Drop the pictures from the entries below, then reproduce the rest exactly.

━━━

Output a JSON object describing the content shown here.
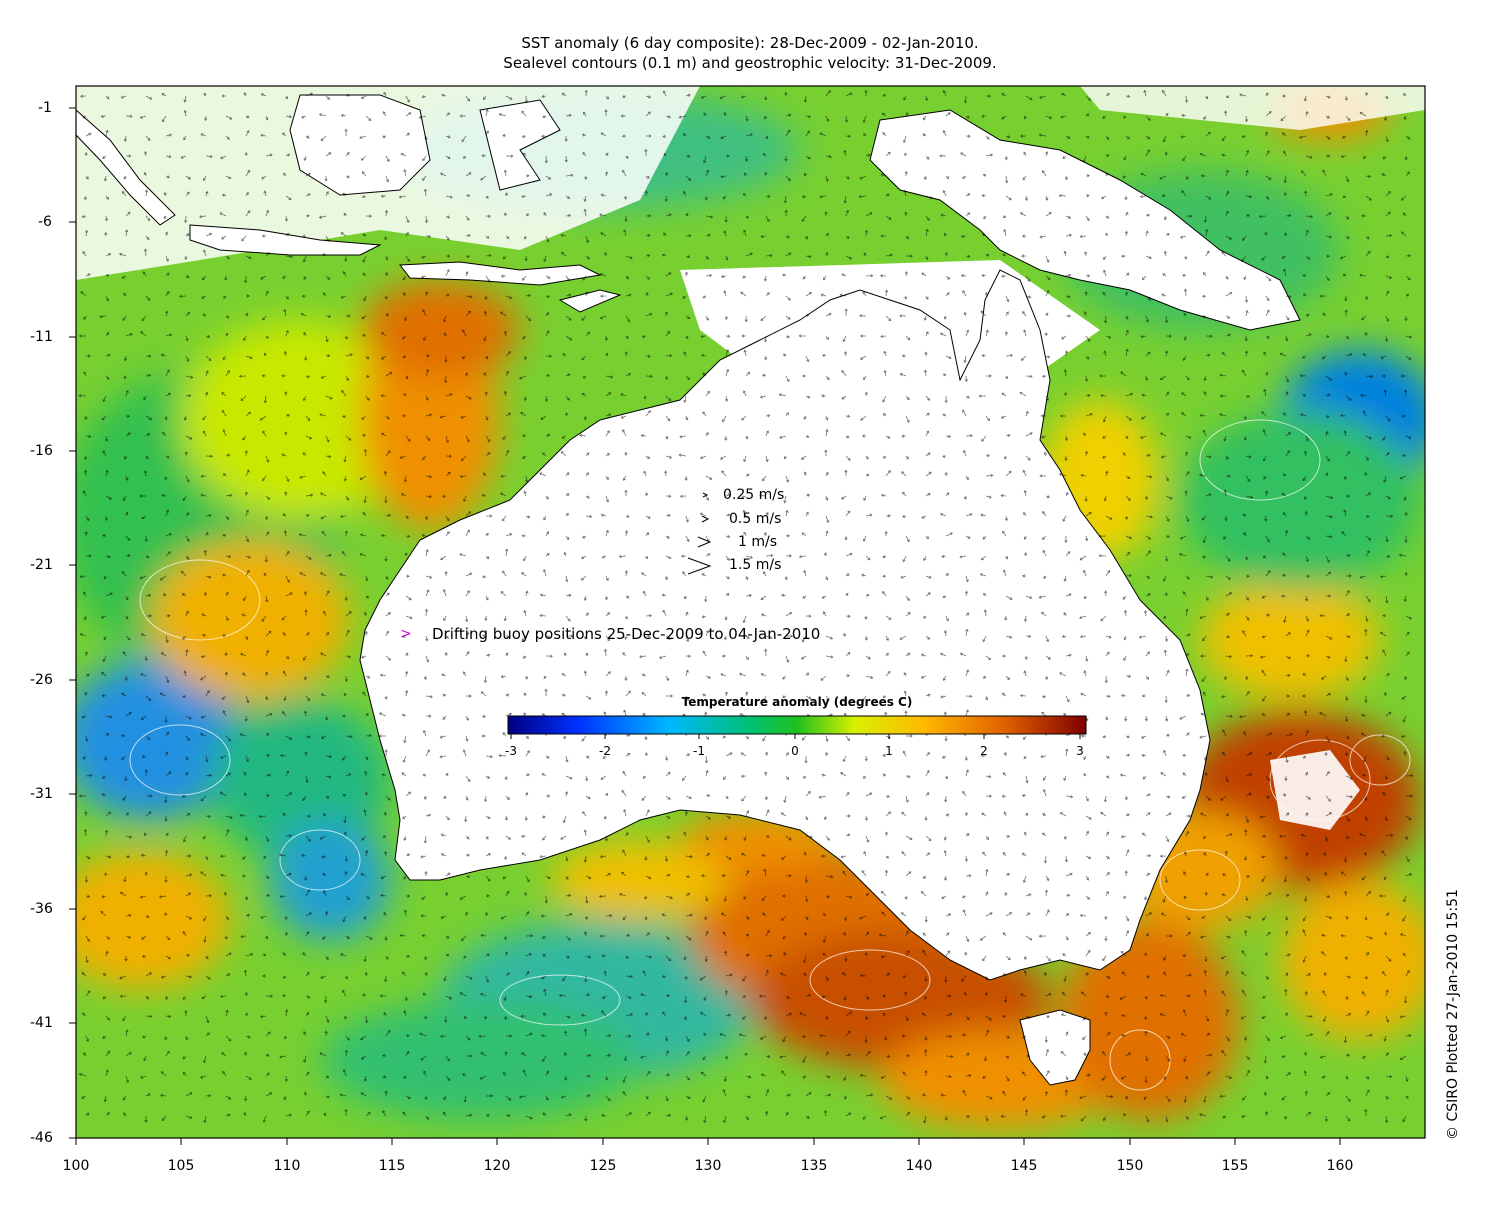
{
  "title_line1": "SST anomaly (6 day composite): 28-Dec-2009 - 02-Jan-2010.",
  "title_line2": "Sealevel contours (0.1 m) and geostrophic velocity: 31-Dec-2009.",
  "y_axis_ticks": [
    "-1",
    "-6",
    "-11",
    "-16",
    "-21",
    "-26",
    "-31",
    "-36",
    "-41",
    "-46"
  ],
  "x_axis_ticks": [
    "100",
    "105",
    "110",
    "115",
    "120",
    "125",
    "130",
    "135",
    "140",
    "145",
    "150",
    "155",
    "160"
  ],
  "velocity_legend": [
    "0.25 m/s",
    "0.5 m/s",
    "1 m/s",
    "1.5 m/s"
  ],
  "buoy_marker": ">",
  "buoy_legend": "Drifting buoy positions 25-Dec-2009 to 04-Jan-2010",
  "colorbar": {
    "title": "Temperature anomaly (degrees C)",
    "ticks": [
      "-3",
      "-2",
      "-1",
      "0",
      "1",
      "2",
      "3"
    ],
    "range": [
      -3,
      3
    ],
    "colors": [
      "#00007f",
      "#0040ff",
      "#00c0ff",
      "#00c060",
      "#40d020",
      "#e0f000",
      "#ffc000",
      "#ff8000",
      "#c04000",
      "#800000"
    ]
  },
  "credit": "© CSIRO Plotted 27-Jan-2010 15:51",
  "map": {
    "lon_range": [
      100,
      164
    ],
    "lat_range": [
      -46,
      -0.5
    ],
    "land_color": "#ffffff",
    "contour_color": "#ffffff"
  }
}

━━━

# ANSWER TO THIS EXERCISE
Output a JSON object describing the content shown here.
{
  "title_line1": "SST anomaly (6 day composite): 28-Dec-2009 - 02-Jan-2010.",
  "title_line2": "Sealevel contours (0.1 m) and geostrophic velocity: 31-Dec-2009.",
  "y_axis_ticks": [
    "-1",
    "-6",
    "-11",
    "-16",
    "-21",
    "-26",
    "-31",
    "-36",
    "-41",
    "-46"
  ],
  "x_axis_ticks": [
    "100",
    "105",
    "110",
    "115",
    "120",
    "125",
    "130",
    "135",
    "140",
    "145",
    "150",
    "155",
    "160"
  ],
  "velocity_legend": [
    "0.25 m/s",
    "0.5 m/s",
    "1 m/s",
    "1.5 m/s"
  ],
  "buoy_marker": ">",
  "buoy_legend": "Drifting buoy positions 25-Dec-2009 to 04-Jan-2010",
  "colorbar": {
    "title": "Temperature anomaly (degrees C)",
    "ticks": [
      "-3",
      "-2",
      "-1",
      "0",
      "1",
      "2",
      "3"
    ],
    "range": [
      -3,
      3
    ],
    "colors": [
      "#00007f",
      "#0040ff",
      "#00c0ff",
      "#00c060",
      "#40d020",
      "#e0f000",
      "#ffc000",
      "#ff8000",
      "#c04000",
      "#800000"
    ]
  },
  "credit": "© CSIRO Plotted 27-Jan-2010 15:51",
  "map": {
    "lon_range": [
      100,
      164
    ],
    "lat_range": [
      -46,
      -0.5
    ],
    "land_color": "#ffffff",
    "contour_color": "#ffffff"
  }
}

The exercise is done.